(Stored data)
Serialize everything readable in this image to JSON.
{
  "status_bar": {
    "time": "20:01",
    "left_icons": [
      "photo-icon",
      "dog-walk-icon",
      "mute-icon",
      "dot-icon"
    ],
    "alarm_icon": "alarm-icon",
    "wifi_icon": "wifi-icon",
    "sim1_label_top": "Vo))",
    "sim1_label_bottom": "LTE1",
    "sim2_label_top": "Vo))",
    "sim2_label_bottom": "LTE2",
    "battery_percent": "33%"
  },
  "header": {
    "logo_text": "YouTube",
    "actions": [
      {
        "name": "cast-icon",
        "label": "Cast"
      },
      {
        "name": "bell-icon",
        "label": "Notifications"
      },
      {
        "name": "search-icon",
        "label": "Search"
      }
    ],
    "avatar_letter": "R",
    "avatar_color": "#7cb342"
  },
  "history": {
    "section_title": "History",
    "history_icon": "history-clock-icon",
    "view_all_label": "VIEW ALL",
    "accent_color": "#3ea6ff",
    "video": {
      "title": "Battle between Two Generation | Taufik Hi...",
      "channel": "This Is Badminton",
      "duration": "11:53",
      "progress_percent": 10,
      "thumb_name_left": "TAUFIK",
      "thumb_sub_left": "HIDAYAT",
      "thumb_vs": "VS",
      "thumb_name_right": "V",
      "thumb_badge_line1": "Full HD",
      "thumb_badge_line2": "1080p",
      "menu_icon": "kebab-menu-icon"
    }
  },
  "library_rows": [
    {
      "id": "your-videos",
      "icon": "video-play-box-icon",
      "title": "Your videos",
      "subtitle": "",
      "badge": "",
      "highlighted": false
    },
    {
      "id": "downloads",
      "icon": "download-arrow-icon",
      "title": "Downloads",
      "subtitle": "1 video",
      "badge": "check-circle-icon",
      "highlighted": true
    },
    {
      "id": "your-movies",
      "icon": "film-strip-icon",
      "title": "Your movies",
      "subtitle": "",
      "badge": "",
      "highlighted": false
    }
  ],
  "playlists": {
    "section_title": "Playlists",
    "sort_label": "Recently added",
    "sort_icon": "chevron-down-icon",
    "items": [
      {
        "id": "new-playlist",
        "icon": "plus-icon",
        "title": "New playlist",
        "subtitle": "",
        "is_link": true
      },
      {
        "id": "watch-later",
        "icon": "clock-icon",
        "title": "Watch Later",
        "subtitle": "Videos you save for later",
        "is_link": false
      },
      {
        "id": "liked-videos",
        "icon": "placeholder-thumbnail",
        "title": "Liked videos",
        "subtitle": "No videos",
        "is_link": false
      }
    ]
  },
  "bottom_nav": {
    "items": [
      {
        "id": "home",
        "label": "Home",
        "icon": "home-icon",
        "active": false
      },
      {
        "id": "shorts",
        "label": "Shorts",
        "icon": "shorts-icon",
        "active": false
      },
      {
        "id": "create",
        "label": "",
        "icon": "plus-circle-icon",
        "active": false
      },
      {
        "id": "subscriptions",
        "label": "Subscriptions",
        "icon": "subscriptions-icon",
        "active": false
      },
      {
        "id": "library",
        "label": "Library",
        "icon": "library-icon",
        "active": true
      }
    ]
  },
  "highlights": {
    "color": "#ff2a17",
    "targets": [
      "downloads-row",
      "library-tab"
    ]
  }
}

◆ **Exercise aim**:
Determine how many lines of the listing above hold the word "subtitle". Report that number without anything else.

◆ **Task solution**:
6